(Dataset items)
******

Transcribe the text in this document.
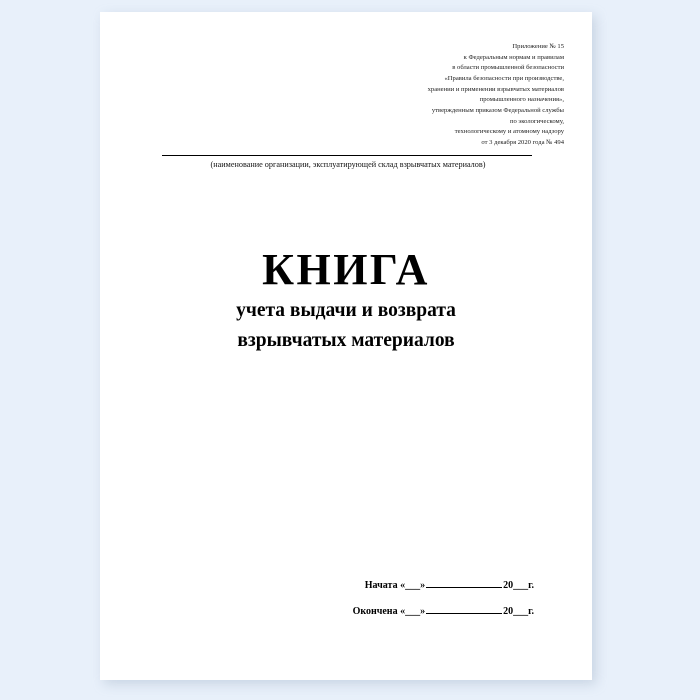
Приложение № 15
к Федеральным нормам и правилам
в области промышленной безопасности
«Правила безопасности при производстве,
хранении и применении взрывчатых материалов
промышленного назначения»,
утвержденным приказом Федеральной службы
по экологическому,
технологическому и атомному надзору
от 3 декабря 2020 года № 494
(наименование организации, эксплуатирующей склад взрывчатых материалов)
КНИГА
учета выдачи и возврата
взрывчатых материалов
Начата
«___»	20___г.
Окончена
«___»	20___г.
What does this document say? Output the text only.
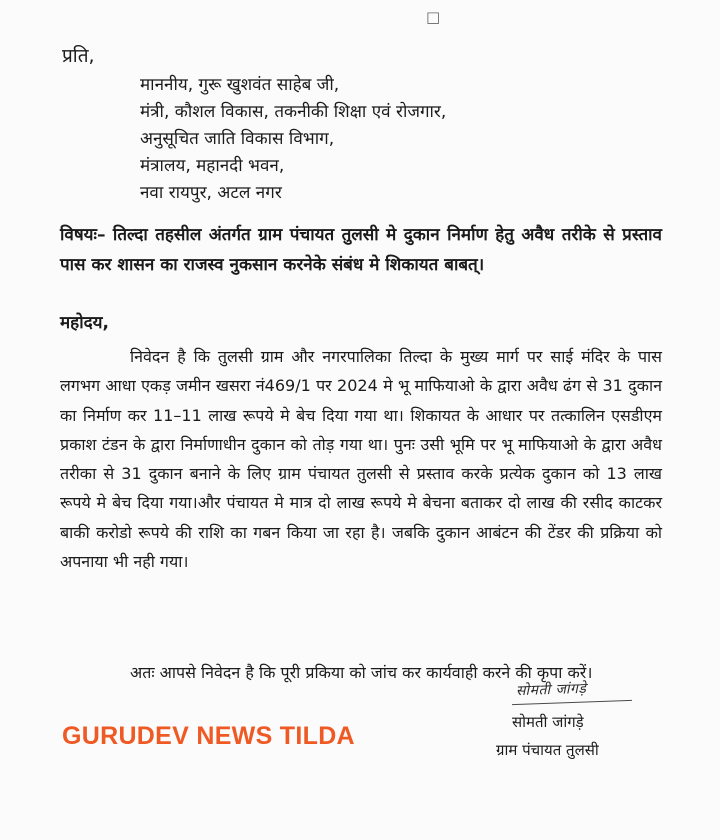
□
प्रति,
माननीय, गुरू खुशवंत साहेब जी,
मंत्री, कौशल विकास, तकनीकी शिक्षा एवं रोजगार,
अनुसूचित जाति विकास विभाग,
मंत्रालय, महानदी भवन,
नवा रायपुर, अटल नगर
विषयः– तिल्दा तहसील अंतर्गत ग्राम पंचायत तुलसी मे दुकान निर्माण हेतु अवैध तरीके से प्रस्ताव पास कर शासन का राजस्व नुकसान करनेके संबंध मे शिकायत बाबत्।
महोदय,
निवेदन है कि तुलसी ग्राम और नगरपालिका तिल्दा के मुख्य मार्ग पर साई मंदिर के पास लगभग आधा एकड़ जमीन खसरा नं469/1 पर 2024 मे भू माफियाओ के द्वारा अवैध ढंग से 31 दुकान का निर्माण कर 11–11 लाख रूपये मे बेच दिया गया था। शिकायत के आधार पर तत्कालिन एसडीएम प्रकाश टंडन के द्वारा निर्माणाधीन दुकान को तोड़ गया था। पुनः उसी भूमि पर भू माफियाओ के द्वारा अवैध तरीका से 31 दुकान बनाने के लिए ग्राम पंचायत तुलसी से प्रस्ताव करके प्रत्येक दुकान को 13 लाख रूपये मे बेच दिया गया।और पंचायत मे मात्र दो लाख रूपये मे बेचना बताकर दो लाख की रसीद काटकर बाकी करोडो रूपये की राशि का गबन किया जा रहा है। जबकि दुकान आबंटन की टेंडर की प्रक्रिया को अपनाया भी नही गया।
अतः आपसे निवेदन है कि पूरी प्रकिया को जांच कर कार्यवाही करने की कृपा करें।
सोमती जांगड़े
सोमती जांगड़े
ग्राम पंचायत तुलसी
GURUDEV NEWS TILDA
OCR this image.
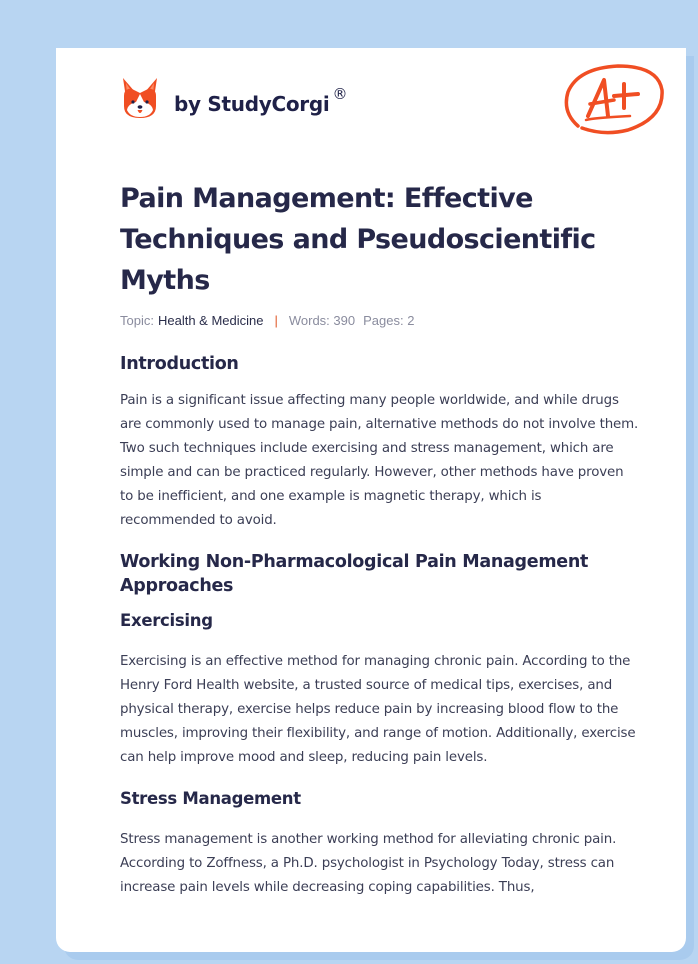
by StudyCorgi ®
Pain Management: Effective Techniques and Pseudoscientific Myths
Topic: Health & Medicine | Words: 390 Pages: 2
Introduction

Pain is a significant issue affecting many people worldwide, and while drugs are commonly used to manage pain, alternative methods do not involve them. Two such techniques include exercising and stress management, which are simple and can be practiced regularly. However, other methods have proven to be inefficient, and one example is magnetic therapy, which is recommended to avoid.

Working Non-Pharmacological Pain Management Approaches
Exercising

Exercising is an effective method for managing chronic pain. According to the Henry Ford Health website, a trusted source of medical tips, exercises, and physical therapy, exercise helps reduce pain by increasing blood flow to the muscles, improving their flexibility, and range of motion. Additionally, exercise can help improve mood and sleep, reducing pain levels.

Stress Management

Stress management is another working method for alleviating chronic pain. According to Zoffness, a Ph.D. psychologist in Psychology Today, stress can increase pain levels while decreasing coping capabilities. Thus,
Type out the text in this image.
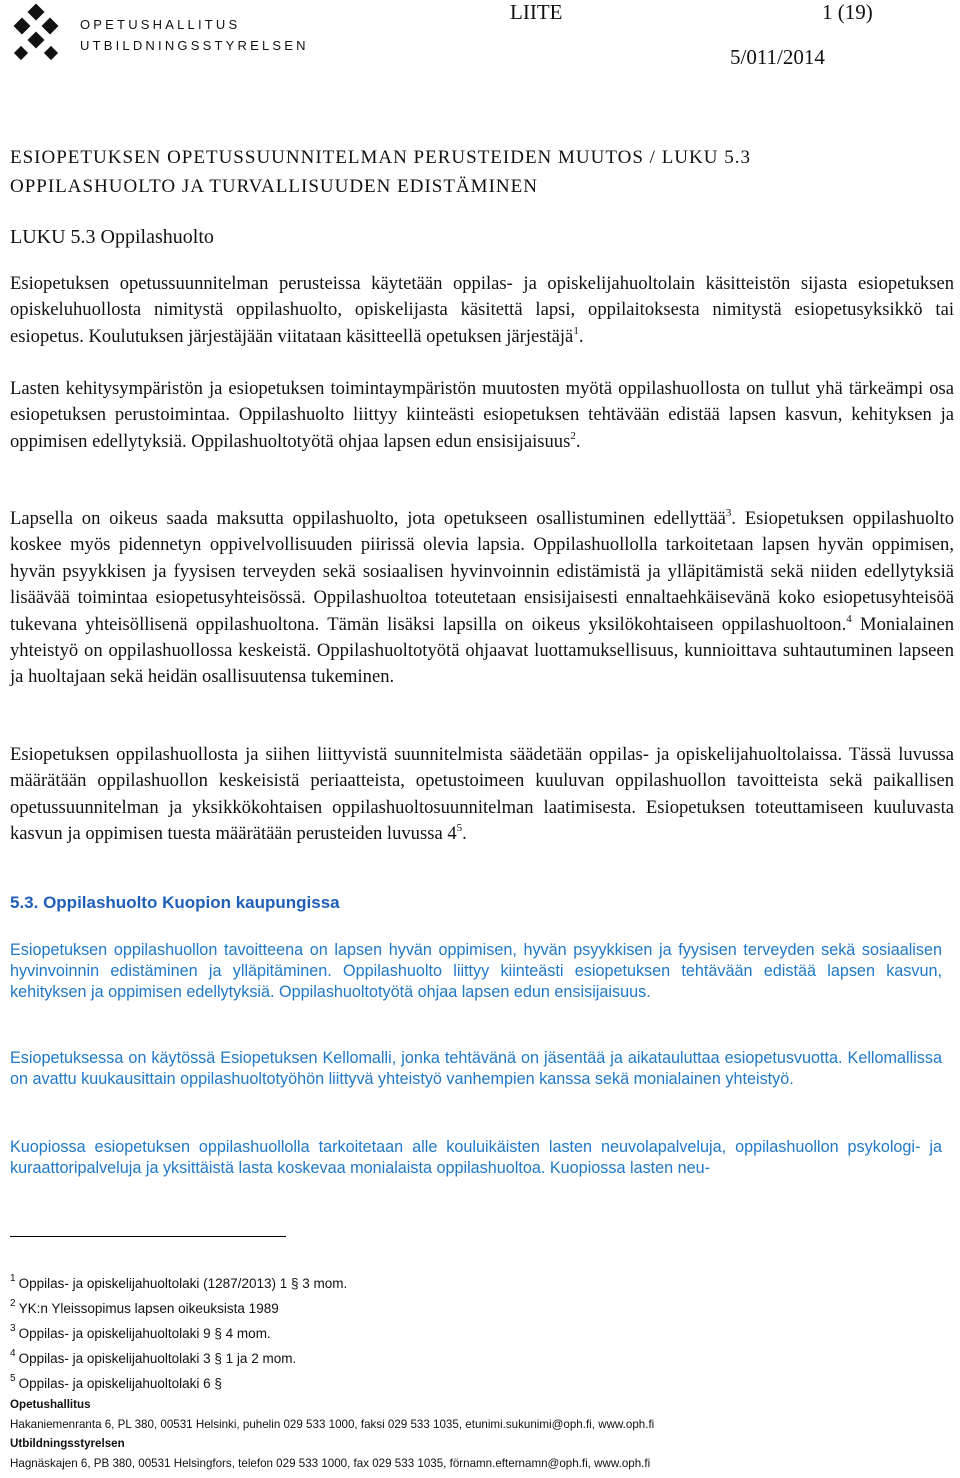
OPETUSHALLITUS
UTBILDNINGSSTYRELSEN
LIITE	1 (19)
5/011/2014
ESIOPETUKSEN OPETUSSUUNNITELMAN PERUSTEIDEN MUUTOS / LUKU 5.3
OPPILASHUOLTO JA TURVALLISUUDEN EDISTÄMINEN
LUKU 5.3 Oppilashuolto
Esiopetuksen opetussuunnitelman perusteissa käytetään oppilas- ja opiskelijahuoltolain käsitteistön sijasta esiopetuksen opiskeluhuollosta nimitystä oppilashuolto, opiskelijasta käsitettä lapsi, oppilaitoksesta nimitystä esiopetusyksikkö tai esiopetus. Koulutuksen järjestäjään viitataan käsitteellä opetuksen järjestäjä$^1$.
Lasten kehitysympäristön ja esiopetuksen toimintaympäristön muutosten myötä oppilashuollosta on tullut yhä tärkeämpi osa esiopetuksen perustoimintaa. Oppilashuolto liittyy kiinteästi esiopetuksen tehtävään edistää lapsen kasvun, kehityksen ja oppimisen edellytyksiä. Oppilashuoltotyötä ohjaa lapsen edun ensisijaisuus$^2$.
Lapsella on oikeus saada maksutta oppilashuolto, jota opetukseen osallistuminen edellyttää$^3$. Esiopetuksen oppilashuolto koskee myös pidennetyn oppivelvollisuuden piirissä olevia lapsia. Oppilashuollolla tarkoitetaan lapsen hyvän oppimisen, hyvän psyykkisen ja fyysisen terveyden sekä sosiaalisen hyvinvoinnin edistämistä ja ylläpitämistä sekä niiden edellytyksiä lisäävää toimintaa esiopetusyhteisössä. Oppilashuoltoa toteutetaan ensisijaisesti ennaltaehkäisevänä koko esiopetusyhteisöä tukevana yhteisöllisenä oppilashuoltona. Tämän lisäksi lapsilla on oikeus yksilökohtaiseen oppilashuoltoon.$^4$ Monialainen yhteistyö on oppilashuollossa keskeistä. Oppilashuoltotyötä ohjaavat luottamuksellisuus, kunnioittava suhtautuminen lapseen ja huoltajaan sekä heidän osallisuutensa tukeminen.
Esiopetuksen oppilashuollosta ja siihen liittyvistä suunnitelmista säädetään oppilas- ja opiskelijahuoltolaissa. Tässä luvussa määrätään oppilashuollon keskeisistä periaatteista, opetustoimeen kuuluvan oppilashuollon tavoitteista sekä paikallisen opetussuunnitelman ja yksikkökohtaisen oppilashuoltosuunnitelman laatimisesta. Esiopetuksen toteuttamiseen kuuluvasta kasvun ja oppimisen tuesta määrätään perusteiden luvussa $4^5$.
5.3. Oppilashuolto Kuopion kaupungissa
Esiopetuksen oppilashuollon tavoitteena on lapsen hyvän oppimisen, hyvän psyykkisen ja fyysisen terveyden sekä sosiaalisen hyvinvoinnin edistäminen ja ylläpitäminen. Oppilashuolto liittyy kiinteästi esiopetuksen tehtävään edistää lapsen kasvun, kehityksen ja oppimisen edellytyksiä. Oppilashuoltotyötä ohjaa lapsen edun ensisijaisuus.
Esiopetuksessa on käytössä Esiopetuksen Kellomalli, jonka tehtävänä on jäsentää ja aikatauluttaa esiopetusvuotta. Kellomallissa on avattu kuukausittain oppilashuoltotyöhön liittyvä yhteistyö vanhempien kanssa sekä monialainen yhteistyö.
Kuopiossa esiopetuksen oppilashuollolla tarkoitetaan alle kouluikäisten lasten neuvolapalveluja, oppilashuollon psykologi- ja kuraattoripalveluja ja yksittäistä lasta koskevaa monialaista oppilashuoltoa. Kuopiossa lasten neu-
$^1$ Oppilas- ja opiskelijahuoltolaki (1287/2013) 1 § 3 mom.
$^2$ YK:n Yleissopimus lapsen oikeuksista 1989
$^3$ Oppilas- ja opiskelijahuoltolaki 9 § 4 mom.
$^4$ Oppilas- ja opiskelijahuoltolaki 3 § 1 ja 2 mom.
$^5$ Oppilas- ja opiskelijahuoltolaki 6 §
Opetushallitus
Hakaniemenranta 6, PL 380, 00531 Helsinki, puhelin 029 533 1000, faksi 029 533 1035, etunimi.sukunimi@oph.fi, www.oph.fi
Utbildningsstyrelsen
Hagnäskajen 6, PB 380, 00531 Helsingfors, telefon 029 533 1000, fax 029 533 1035, förnamn.efternamn@oph.fi, www.oph.fi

******

Out of the material above, select every line that holds the string "kehityksen".

— WRITTEN SOLUTION —
Lasten kehitysympäristön ja esiopetuksen toimintaympäristön muutosten myötä oppilashuollosta on tullut yhä tärkeämpi osa esiopetuksen perustoimintaa. Oppilashuolto liittyy kiinteästi esiopetuksen tehtävään edistää lapsen kasvun, kehityksen ja oppimisen edellytyksiä. Oppilashuoltotyötä ohjaa lapsen edun ensisijaisuus$^2$.
Esiopetuksen oppilashuollon tavoitteena on lapsen hyvän oppimisen, hyvän psyykkisen ja fyysisen terveyden sekä sosiaalisen hyvinvoinnin edistäminen ja ylläpitäminen. Oppilashuolto liittyy kiinteästi esiopetuksen tehtävään edistää lapsen kasvun, kehityksen ja oppimisen edellytyksiä. Oppilashuoltotyötä ohjaa lapsen edun ensisijaisuus.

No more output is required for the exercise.